• [To be done] Count every line where "CALIFORNIA" shows up, and give that number only.

• [Exercise inputs]
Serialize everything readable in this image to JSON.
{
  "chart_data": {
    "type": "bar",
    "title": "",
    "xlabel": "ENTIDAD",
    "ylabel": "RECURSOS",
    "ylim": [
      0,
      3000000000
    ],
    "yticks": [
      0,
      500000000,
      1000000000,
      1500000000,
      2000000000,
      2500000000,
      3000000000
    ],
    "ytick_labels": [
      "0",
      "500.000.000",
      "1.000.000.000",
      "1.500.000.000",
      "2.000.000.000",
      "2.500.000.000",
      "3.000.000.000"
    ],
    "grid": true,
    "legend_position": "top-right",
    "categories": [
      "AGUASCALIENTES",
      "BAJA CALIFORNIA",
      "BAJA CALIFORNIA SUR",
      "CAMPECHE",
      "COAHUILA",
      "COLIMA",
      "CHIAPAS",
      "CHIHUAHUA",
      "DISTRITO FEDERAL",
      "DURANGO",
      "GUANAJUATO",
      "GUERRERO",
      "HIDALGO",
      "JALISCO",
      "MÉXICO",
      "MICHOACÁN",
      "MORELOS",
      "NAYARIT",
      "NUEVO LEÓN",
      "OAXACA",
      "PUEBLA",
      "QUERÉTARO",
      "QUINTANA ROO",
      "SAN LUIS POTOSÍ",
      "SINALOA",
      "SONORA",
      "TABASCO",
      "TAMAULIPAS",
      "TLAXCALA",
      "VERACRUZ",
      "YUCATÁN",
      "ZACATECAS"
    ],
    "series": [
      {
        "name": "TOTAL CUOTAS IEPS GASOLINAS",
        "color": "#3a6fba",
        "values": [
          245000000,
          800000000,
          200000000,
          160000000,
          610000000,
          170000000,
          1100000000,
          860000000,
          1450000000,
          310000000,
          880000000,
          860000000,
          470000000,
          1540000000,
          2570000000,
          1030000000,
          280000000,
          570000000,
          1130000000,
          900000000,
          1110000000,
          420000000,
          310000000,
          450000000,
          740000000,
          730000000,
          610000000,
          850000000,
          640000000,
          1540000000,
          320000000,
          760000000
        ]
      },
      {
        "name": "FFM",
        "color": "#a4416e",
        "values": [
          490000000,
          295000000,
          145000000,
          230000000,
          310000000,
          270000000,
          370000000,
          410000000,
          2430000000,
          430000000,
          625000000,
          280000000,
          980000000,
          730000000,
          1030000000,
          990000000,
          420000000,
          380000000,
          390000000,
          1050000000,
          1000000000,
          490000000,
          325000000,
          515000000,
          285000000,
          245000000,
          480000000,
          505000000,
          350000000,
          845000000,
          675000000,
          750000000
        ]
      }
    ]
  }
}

• [Response to the task] 2